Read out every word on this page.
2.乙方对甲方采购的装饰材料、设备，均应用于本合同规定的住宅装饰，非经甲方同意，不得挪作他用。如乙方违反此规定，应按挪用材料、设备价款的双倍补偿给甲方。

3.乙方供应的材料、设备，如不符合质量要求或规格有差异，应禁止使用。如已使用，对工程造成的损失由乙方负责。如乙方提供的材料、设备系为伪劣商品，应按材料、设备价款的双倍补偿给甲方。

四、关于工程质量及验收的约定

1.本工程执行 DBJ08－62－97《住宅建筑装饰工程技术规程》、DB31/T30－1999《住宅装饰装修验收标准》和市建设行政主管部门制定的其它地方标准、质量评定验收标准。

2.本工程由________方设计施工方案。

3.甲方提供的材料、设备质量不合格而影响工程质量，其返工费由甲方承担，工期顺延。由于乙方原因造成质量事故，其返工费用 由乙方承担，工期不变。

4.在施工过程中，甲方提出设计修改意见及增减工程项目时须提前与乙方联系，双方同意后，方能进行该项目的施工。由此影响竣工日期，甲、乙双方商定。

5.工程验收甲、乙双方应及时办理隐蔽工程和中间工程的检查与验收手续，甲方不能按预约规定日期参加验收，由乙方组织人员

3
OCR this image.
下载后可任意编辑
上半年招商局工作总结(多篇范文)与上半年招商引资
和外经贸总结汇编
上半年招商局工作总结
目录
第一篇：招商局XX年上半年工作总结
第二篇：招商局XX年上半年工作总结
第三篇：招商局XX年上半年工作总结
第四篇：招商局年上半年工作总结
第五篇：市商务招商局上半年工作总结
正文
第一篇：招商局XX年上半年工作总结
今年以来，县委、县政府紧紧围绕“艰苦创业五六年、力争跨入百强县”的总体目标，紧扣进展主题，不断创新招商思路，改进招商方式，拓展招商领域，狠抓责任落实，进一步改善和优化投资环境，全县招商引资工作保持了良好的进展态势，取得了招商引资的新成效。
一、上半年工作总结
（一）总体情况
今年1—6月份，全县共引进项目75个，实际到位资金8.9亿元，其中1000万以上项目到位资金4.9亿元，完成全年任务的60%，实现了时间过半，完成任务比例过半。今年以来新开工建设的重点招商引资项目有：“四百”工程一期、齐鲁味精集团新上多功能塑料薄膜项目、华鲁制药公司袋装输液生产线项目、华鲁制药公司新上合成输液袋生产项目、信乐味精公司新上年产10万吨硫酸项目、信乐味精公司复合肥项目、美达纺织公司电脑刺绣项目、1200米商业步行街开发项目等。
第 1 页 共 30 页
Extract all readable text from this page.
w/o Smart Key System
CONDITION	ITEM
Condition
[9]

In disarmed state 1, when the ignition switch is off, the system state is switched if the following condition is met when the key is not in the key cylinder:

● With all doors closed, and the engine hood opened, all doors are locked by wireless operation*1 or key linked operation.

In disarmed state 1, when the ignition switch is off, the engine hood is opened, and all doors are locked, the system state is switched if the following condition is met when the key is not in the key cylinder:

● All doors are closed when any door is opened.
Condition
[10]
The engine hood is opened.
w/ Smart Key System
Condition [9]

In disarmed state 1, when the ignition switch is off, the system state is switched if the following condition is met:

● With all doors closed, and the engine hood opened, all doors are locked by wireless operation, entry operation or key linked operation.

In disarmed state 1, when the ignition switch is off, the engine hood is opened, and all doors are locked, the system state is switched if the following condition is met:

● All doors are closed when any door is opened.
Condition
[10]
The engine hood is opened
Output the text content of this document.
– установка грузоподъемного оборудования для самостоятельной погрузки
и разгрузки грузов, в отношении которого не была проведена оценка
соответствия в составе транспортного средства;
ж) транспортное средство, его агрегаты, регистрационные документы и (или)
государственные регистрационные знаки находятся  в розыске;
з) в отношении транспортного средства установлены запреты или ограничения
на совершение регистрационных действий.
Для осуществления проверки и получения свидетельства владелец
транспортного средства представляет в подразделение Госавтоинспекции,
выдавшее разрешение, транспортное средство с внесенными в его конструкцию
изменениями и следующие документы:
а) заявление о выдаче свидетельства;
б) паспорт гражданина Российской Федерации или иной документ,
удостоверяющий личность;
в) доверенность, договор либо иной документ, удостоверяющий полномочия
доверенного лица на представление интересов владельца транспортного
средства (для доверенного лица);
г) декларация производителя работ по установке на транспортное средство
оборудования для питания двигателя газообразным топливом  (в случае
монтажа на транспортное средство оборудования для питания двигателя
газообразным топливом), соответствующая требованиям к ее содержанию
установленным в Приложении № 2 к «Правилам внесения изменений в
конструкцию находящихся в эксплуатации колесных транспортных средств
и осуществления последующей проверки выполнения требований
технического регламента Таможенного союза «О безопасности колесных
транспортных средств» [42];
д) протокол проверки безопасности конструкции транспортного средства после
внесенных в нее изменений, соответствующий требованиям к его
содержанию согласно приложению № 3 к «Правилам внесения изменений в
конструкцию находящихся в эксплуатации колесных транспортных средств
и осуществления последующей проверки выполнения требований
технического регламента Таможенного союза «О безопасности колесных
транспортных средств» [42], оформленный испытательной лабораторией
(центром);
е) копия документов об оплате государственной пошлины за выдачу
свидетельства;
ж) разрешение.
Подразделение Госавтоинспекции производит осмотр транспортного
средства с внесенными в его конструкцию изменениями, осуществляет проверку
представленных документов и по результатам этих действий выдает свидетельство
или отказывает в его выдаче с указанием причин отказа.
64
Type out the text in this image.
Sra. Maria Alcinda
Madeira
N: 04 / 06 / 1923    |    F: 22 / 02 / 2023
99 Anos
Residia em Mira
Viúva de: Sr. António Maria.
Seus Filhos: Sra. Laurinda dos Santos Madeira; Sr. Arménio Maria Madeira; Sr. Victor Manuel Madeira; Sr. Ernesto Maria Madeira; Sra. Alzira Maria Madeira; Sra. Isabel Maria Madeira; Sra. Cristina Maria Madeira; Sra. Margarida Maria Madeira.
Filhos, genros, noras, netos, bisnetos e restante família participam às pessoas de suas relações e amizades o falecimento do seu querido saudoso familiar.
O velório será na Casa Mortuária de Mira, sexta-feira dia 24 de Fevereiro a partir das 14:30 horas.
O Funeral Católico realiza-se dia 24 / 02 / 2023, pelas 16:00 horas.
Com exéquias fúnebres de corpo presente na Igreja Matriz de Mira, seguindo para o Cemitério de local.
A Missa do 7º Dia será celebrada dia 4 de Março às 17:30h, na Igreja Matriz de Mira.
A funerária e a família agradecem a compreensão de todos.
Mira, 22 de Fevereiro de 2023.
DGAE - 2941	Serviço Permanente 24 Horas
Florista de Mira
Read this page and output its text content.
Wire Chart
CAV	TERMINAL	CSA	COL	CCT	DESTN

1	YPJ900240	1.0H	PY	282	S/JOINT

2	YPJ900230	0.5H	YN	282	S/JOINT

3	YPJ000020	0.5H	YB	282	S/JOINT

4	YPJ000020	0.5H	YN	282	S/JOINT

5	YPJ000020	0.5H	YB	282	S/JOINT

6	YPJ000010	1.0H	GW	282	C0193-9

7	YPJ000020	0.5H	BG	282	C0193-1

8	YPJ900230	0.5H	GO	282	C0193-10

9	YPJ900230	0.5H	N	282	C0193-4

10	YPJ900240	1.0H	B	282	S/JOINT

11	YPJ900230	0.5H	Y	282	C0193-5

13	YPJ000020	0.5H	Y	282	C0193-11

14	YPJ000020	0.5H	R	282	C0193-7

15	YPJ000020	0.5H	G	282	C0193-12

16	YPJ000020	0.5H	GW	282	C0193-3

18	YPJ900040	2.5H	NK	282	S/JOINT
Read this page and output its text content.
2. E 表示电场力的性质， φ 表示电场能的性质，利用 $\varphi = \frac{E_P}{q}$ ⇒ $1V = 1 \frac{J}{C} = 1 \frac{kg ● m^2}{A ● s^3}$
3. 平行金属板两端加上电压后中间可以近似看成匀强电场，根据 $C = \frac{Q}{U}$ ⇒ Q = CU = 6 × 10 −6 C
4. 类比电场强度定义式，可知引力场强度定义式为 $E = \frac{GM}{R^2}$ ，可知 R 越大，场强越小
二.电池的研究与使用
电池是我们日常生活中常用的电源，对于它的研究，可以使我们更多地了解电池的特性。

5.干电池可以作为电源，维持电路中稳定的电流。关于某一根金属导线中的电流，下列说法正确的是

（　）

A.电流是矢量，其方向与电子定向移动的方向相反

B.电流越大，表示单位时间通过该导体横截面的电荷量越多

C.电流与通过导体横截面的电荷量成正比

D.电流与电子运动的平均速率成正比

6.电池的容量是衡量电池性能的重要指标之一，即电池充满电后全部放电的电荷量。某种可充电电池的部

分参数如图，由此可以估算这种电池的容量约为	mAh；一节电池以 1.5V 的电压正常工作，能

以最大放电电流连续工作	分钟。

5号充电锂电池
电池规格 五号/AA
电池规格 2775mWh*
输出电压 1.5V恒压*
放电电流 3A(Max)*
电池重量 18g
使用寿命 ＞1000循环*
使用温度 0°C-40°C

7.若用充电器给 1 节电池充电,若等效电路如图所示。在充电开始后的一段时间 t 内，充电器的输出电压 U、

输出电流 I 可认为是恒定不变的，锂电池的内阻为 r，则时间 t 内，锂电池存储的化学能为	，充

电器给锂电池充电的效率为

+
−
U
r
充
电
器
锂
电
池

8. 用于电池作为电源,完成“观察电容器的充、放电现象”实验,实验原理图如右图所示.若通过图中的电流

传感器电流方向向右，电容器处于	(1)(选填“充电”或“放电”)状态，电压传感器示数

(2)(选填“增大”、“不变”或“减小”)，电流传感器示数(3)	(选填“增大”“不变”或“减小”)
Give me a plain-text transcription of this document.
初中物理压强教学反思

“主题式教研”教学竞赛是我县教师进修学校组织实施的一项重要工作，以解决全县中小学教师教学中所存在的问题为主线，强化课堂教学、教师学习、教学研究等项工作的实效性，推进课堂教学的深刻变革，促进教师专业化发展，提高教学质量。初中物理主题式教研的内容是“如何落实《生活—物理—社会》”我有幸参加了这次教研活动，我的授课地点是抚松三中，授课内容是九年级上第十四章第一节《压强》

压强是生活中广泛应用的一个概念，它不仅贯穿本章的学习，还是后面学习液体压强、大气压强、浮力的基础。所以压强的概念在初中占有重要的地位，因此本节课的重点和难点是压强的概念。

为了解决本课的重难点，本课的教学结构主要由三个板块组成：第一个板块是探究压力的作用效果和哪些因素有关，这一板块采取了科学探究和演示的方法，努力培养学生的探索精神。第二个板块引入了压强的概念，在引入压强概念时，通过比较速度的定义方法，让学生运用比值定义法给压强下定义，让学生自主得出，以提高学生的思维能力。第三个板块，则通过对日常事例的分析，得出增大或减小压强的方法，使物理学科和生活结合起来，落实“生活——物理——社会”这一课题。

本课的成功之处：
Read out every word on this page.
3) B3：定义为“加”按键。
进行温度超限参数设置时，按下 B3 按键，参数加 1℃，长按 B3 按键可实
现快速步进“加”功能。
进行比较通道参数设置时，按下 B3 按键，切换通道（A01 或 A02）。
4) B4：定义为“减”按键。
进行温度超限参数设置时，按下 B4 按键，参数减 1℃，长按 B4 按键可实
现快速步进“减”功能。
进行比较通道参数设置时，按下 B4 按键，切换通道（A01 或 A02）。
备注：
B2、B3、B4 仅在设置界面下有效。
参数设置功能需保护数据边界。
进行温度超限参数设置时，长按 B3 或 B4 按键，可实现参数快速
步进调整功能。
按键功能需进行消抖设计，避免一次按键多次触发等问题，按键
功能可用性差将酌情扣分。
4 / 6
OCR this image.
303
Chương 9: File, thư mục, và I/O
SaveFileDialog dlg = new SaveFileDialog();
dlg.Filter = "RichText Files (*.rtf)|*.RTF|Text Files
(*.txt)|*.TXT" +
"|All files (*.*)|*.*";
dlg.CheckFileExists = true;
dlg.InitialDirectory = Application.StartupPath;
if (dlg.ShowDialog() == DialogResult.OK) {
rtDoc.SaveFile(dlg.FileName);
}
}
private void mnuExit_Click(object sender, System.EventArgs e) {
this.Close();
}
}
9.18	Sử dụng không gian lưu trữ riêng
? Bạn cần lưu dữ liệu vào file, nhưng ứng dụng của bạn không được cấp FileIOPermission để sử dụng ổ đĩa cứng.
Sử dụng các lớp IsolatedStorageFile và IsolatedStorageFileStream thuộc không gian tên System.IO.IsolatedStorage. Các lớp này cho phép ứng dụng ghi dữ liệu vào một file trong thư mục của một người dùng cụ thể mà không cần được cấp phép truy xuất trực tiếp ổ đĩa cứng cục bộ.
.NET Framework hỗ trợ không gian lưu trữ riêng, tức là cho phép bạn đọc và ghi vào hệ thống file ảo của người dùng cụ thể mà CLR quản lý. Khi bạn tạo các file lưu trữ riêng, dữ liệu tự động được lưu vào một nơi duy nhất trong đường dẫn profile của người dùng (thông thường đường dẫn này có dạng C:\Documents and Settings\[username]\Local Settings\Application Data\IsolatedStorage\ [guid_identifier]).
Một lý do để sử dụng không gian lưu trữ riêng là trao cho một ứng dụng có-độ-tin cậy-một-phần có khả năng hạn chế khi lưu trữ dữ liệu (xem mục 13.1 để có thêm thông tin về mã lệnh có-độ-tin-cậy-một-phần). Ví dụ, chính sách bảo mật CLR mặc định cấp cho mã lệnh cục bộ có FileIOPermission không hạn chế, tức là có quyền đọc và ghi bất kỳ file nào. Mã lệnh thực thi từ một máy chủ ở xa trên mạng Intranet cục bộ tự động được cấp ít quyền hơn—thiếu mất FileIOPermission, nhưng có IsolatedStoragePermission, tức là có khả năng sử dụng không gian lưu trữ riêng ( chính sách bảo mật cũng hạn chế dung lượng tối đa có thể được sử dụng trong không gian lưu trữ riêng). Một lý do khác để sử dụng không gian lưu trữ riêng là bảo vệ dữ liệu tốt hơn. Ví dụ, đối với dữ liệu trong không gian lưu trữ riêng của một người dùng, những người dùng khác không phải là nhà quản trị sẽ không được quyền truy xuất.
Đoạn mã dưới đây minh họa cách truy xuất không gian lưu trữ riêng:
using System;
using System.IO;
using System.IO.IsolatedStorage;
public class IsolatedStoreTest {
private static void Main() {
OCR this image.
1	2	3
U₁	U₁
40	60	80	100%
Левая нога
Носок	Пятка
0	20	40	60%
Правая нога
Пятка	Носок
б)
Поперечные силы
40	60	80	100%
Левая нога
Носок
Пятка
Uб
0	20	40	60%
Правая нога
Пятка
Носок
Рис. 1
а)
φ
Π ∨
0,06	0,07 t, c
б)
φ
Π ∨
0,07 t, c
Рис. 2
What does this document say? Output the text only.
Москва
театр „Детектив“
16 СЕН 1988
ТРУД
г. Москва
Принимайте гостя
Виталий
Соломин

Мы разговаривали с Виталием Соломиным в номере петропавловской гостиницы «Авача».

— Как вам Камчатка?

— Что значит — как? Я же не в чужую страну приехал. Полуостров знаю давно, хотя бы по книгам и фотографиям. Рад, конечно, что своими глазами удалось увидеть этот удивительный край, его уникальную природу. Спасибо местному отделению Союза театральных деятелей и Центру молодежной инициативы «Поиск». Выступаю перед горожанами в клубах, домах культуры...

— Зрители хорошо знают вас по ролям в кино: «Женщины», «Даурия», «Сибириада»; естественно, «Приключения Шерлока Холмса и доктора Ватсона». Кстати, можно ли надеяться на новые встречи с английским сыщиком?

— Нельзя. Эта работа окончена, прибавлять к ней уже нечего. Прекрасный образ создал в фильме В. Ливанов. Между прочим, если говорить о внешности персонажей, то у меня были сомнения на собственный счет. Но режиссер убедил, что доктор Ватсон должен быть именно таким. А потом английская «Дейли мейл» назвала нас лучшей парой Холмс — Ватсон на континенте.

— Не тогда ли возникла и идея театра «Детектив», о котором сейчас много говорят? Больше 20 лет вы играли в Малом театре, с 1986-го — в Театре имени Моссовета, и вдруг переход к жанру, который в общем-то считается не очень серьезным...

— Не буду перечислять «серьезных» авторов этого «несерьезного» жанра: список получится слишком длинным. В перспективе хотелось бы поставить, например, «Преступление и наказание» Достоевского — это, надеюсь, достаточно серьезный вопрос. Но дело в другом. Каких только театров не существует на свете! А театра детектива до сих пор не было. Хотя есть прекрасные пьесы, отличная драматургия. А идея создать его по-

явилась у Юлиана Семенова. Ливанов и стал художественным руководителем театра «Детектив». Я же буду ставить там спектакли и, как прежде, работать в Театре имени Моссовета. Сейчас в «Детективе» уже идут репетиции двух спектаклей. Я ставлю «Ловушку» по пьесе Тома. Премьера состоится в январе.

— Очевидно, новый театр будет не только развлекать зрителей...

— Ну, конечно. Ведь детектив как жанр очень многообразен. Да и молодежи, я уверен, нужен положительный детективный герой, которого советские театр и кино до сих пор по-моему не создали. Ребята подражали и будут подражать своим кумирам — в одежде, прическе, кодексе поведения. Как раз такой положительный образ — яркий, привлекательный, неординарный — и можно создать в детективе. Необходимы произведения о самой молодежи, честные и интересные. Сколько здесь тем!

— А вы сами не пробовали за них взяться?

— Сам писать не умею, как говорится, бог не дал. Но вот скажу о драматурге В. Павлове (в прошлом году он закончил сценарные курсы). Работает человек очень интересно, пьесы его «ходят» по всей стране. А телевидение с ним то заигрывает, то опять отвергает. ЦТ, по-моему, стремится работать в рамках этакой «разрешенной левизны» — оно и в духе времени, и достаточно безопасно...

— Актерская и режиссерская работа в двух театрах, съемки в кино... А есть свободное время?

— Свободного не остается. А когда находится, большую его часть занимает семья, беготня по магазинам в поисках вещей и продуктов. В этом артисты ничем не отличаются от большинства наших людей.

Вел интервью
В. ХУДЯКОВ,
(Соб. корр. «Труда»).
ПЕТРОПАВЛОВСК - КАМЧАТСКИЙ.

* [Requirement] Find the lines holding "имени" and list every one.

* [Reply]
— Не тогда ли возникла и идея театра «Детектив», о котором сейчас много говорят? Больше 20 лет вы играли в Малом театре, с 1986-го — в Театре имени Моссовета, и вдруг переход к жанру, который в общем-то считается не очень серьезным...
явилась у Юлиана Семенова. Ливанов и стал художественным руководителем театра «Детектив». Я же буду ставить там спектакли и, как прежде, работать в Театре имени Моссовета. Сейчас в «Детективе» уже идут репетиции двух спектаклей. Я ставлю «Ловушку» по пьесе Тома. Премьера состоится в январе.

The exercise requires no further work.